▶ WHAT THE EXERCISE ASKS:
Print the listing below exactly.

##### EXERCISE INPUTS #####

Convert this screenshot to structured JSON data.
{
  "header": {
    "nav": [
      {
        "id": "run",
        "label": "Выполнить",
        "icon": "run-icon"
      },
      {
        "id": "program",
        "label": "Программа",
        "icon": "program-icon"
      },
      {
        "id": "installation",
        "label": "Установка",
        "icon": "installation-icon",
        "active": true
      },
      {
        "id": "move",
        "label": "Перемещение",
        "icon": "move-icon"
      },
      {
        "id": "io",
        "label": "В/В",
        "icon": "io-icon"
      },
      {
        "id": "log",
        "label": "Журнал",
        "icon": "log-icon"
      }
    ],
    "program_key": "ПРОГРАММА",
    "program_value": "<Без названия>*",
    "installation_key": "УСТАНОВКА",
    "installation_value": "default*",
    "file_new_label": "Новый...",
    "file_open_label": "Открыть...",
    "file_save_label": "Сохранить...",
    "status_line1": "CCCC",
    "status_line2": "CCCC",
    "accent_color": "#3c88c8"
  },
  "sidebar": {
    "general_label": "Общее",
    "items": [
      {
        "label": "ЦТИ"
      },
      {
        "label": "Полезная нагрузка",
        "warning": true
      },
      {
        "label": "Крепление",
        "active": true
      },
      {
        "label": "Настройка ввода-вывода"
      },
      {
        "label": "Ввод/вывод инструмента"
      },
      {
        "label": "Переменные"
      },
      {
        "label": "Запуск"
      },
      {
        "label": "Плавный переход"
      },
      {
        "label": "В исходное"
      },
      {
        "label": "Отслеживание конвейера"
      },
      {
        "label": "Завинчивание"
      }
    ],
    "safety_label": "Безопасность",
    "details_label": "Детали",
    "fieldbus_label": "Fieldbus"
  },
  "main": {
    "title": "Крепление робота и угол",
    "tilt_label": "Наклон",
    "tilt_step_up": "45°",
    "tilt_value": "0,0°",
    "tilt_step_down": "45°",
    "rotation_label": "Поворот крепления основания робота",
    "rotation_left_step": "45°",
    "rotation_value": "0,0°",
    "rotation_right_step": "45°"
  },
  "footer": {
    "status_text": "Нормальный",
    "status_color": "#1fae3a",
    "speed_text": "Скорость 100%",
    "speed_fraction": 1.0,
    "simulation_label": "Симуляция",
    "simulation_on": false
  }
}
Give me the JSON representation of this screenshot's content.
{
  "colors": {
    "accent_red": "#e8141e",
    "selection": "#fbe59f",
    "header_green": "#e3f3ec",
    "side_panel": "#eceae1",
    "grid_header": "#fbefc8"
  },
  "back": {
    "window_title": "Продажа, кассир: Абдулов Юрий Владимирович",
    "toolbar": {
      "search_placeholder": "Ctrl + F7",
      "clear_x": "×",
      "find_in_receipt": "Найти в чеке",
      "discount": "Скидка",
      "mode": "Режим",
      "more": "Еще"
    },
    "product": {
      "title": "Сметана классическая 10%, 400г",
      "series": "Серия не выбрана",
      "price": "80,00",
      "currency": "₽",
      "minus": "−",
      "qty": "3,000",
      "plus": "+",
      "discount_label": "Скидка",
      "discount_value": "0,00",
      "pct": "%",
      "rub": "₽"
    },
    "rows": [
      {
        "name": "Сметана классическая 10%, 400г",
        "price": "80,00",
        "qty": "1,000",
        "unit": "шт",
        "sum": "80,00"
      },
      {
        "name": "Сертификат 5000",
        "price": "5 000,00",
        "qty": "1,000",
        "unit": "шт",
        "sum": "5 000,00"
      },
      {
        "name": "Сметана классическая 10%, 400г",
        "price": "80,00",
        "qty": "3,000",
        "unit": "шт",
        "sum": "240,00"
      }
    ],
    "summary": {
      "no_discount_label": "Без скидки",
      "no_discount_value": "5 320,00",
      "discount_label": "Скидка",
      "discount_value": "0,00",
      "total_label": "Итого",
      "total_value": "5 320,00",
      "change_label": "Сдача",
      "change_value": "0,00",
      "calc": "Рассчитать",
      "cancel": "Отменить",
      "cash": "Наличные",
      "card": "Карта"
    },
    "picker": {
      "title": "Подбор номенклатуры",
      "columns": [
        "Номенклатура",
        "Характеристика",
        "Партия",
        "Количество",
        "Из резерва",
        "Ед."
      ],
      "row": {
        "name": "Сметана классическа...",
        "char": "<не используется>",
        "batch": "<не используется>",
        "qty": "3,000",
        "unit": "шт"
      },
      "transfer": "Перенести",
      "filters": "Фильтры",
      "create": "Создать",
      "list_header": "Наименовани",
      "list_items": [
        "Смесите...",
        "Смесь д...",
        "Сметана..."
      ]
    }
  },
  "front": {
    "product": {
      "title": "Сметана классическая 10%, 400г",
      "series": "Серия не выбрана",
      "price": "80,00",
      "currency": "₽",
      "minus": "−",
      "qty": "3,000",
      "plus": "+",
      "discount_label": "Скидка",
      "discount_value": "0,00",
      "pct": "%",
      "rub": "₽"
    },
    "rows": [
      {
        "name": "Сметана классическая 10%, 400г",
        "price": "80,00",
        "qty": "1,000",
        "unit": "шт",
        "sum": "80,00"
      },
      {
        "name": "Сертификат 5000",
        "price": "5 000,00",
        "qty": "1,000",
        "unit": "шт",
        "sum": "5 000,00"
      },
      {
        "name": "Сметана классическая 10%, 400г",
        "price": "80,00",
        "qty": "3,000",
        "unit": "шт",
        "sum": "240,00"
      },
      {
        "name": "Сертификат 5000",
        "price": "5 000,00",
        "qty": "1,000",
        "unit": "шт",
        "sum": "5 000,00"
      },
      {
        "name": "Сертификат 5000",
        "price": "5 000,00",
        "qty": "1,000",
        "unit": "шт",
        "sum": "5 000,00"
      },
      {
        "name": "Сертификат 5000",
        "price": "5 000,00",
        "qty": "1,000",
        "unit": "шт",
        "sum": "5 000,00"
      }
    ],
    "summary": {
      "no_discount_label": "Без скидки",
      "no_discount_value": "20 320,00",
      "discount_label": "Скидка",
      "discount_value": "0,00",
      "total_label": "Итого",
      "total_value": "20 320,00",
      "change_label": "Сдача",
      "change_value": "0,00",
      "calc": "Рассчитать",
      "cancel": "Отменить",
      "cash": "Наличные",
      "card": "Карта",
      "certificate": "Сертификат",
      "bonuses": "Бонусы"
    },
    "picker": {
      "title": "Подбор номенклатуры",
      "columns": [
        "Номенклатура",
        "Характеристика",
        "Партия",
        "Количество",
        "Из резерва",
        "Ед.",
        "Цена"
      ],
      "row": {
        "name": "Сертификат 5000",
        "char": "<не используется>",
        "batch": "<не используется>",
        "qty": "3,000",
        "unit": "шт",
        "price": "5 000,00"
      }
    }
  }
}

#####

▶ SOLUTION TO THIS EXERCISE:
Convert this screenshot to structured JSON data.
{
  "header": {
    "nav": [
      {
        "id": "run",
        "label": "Выполнить",
        "icon": "run-icon"
      },
      {
        "id": "program",
        "label": "Программа",
        "icon": "program-icon"
      },
      {
        "id": "installation",
        "label": "Установка",
        "icon": "installation-icon",
        "active": true
      },
      {
        "id": "move",
        "label": "Перемещение",
        "icon": "move-icon"
      },
      {
        "id": "io",
        "label": "В/В",
        "icon": "io-icon"
      },
      {
        "id": "log",
        "label": "Журнал",
        "icon": "log-icon"
      }
    ],
    "program_key": "ПРОГРАММА",
    "program_value": "<Без названия>*",
    "installation_key": "УСТАНОВКА",
    "installation_value": "default*",
    "file_new_label": "Новый...",
    "file_open_label": "Открыть...",
    "file_save_label": "Сохранить...",
    "status_line1": "CCCC",
    "status_line2": "CCCC",
    "accent_color": "#3c88c8"
  },
  "sidebar": {
    "general_label": "Общее",
    "items": [
      {
        "label": "ЦТИ"
      },
      {
        "label": "Полезная нагрузка",
        "warning": true
      },
      {
        "label": "Крепление",
        "active": true
      },
      {
        "label": "Настройка ввода-вывода"
      },
      {
        "label": "Ввод/вывод инструмента"
      },
      {
        "label": "Переменные"
      },
      {
        "label": "Запуск"
      },
      {
        "label": "Плавный переход"
      },
      {
        "label": "В исходное"
      },
      {
        "label": "Отслеживание конвейера"
      },
      {
        "label": "Завинчивание"
      }
    ],
    "safety_label": "Безопасность",
    "details_label": "Детали",
    "fieldbus_label": "Fieldbus"
  },
  "main": {
    "title": "Крепление робота и угол",
    "tilt_label": "Наклон",
    "tilt_step_up": "45°",
    "tilt_value": "0,0°",
    "tilt_step_down": "45°",
    "rotation_label": "Поворот крепления основания робота",
    "rotation_left_step": "45°",
    "rotation_value": "0,0°",
    "rotation_right_step": "45°"
  },
  "footer": {
    "status_text": "Нормальный",
    "status_color": "#1fae3a",
    "speed_text": "Скорость 100%",
    "speed_fraction": 1.0,
    "simulation_label": "Симуляция",
    "simulation_on": false
  }
}
Give me the JSON representation of this screenshot's content.
{
  "colors": {
    "accent_red": "#e8141e",
    "selection": "#fbe59f",
    "header_green": "#e3f3ec",
    "side_panel": "#eceae1",
    "grid_header": "#fbefc8"
  },
  "back": {
    "window_title": "Продажа, кассир: Абдулов Юрий Владимирович",
    "toolbar": {
      "search_placeholder": "Ctrl + F7",
      "clear_x": "×",
      "find_in_receipt": "Найти в чеке",
      "discount": "Скидка",
      "mode": "Режим",
      "more": "Еще"
    },
    "product": {
      "title": "Сметана классическая 10%, 400г",
      "series": "Серия не выбрана",
      "price": "80,00",
      "currency": "₽",
      "minus": "−",
      "qty": "3,000",
      "plus": "+",
      "discount_label": "Скидка",
      "discount_value": "0,00",
      "pct": "%",
      "rub": "₽"
    },
    "rows": [
      {
        "name": "Сметана классическая 10%, 400г",
        "price": "80,00",
        "qty": "1,000",
        "unit": "шт",
        "sum": "80,00"
      },
      {
        "name": "Сертификат 5000",
        "price": "5 000,00",
        "qty": "1,000",
        "unit": "шт",
        "sum": "5 000,00"
      },
      {
        "name": "Сметана классическая 10%, 400г",
        "price": "80,00",
        "qty": "3,000",
        "unit": "шт",
        "sum": "240,00"
      }
    ],
    "summary": {
      "no_discount_label": "Без скидки",
      "no_discount_value": "5 320,00",
      "discount_label": "Скидка",
      "discount_value": "0,00",
      "total_label": "Итого",
      "total_value": "5 320,00",
      "change_label": "Сдача",
      "change_value": "0,00",
      "calc": "Рассчитать",
      "cancel": "Отменить",
      "cash": "Наличные",
      "card": "Карта"
    },
    "picker": {
      "title": "Подбор номенклатуры",
      "columns": [
        "Номенклатура",
        "Характеристика",
        "Партия",
        "Количество",
        "Из резерва",
        "Ед."
      ],
      "row": {
        "name": "Сметана классическа...",
        "char": "<не используется>",
        "batch": "<не используется>",
        "qty": "3,000",
        "unit": "шт"
      },
      "transfer": "Перенести",
      "filters": "Фильтры",
      "create": "Создать",
      "list_header": "Наименовани",
      "list_items": [
        "Смесите...",
        "Смесь д...",
        "Сметана..."
      ]
    }
  },
  "front": {
    "product": {
      "title": "Сметана классическая 10%, 400г",
      "series": "Серия не выбрана",
      "price": "80,00",
      "currency": "₽",
      "minus": "−",
      "qty": "3,000",
      "plus": "+",
      "discount_label": "Скидка",
      "discount_value": "0,00",
      "pct": "%",
      "rub": "₽"
    },
    "rows": [
      {
        "name": "Сметана классическая 10%, 400г",
        "price": "80,00",
        "qty": "1,000",
        "unit": "шт",
        "sum": "80,00"
      },
      {
        "name": "Сертификат 5000",
        "price": "5 000,00",
        "qty": "1,000",
        "unit": "шт",
        "sum": "5 000,00"
      },
      {
        "name": "Сметана классическая 10%, 400г",
        "price": "80,00",
        "qty": "3,000",
        "unit": "шт",
        "sum": "240,00"
      },
      {
        "name": "Сертификат 5000",
        "price": "5 000,00",
        "qty": "1,000",
        "unit": "шт",
        "sum": "5 000,00"
      },
      {
        "name": "Сертификат 5000",
        "price": "5 000,00",
        "qty": "1,000",
        "unit": "шт",
        "sum": "5 000,00"
      },
      {
        "name": "Сертификат 5000",
        "price": "5 000,00",
        "qty": "1,000",
        "unit": "шт",
        "sum": "5 000,00"
      }
    ],
    "summary": {
      "no_discount_label": "Без скидки",
      "no_discount_value": "20 320,00",
      "discount_label": "Скидка",
      "discount_value": "0,00",
      "total_label": "Итого",
      "total_value": "20 320,00",
      "change_label": "Сдача",
      "change_value": "0,00",
      "calc": "Рассчитать",
      "cancel": "Отменить",
      "cash": "Наличные",
      "card": "Карта",
      "certificate": "Сертификат",
      "bonuses": "Бонусы"
    },
    "picker": {
      "title": "Подбор номенклатуры",
      "columns": [
        "Номенклатура",
        "Характеристика",
        "Партия",
        "Количество",
        "Из резерва",
        "Ед.",
        "Цена"
      ],
      "row": {
        "name": "Сертификат 5000",
        "char": "<не используется>",
        "batch": "<не используется>",
        "qty": "3,000",
        "unit": "шт",
        "price": "5 000,00"
      }
    }
  }
}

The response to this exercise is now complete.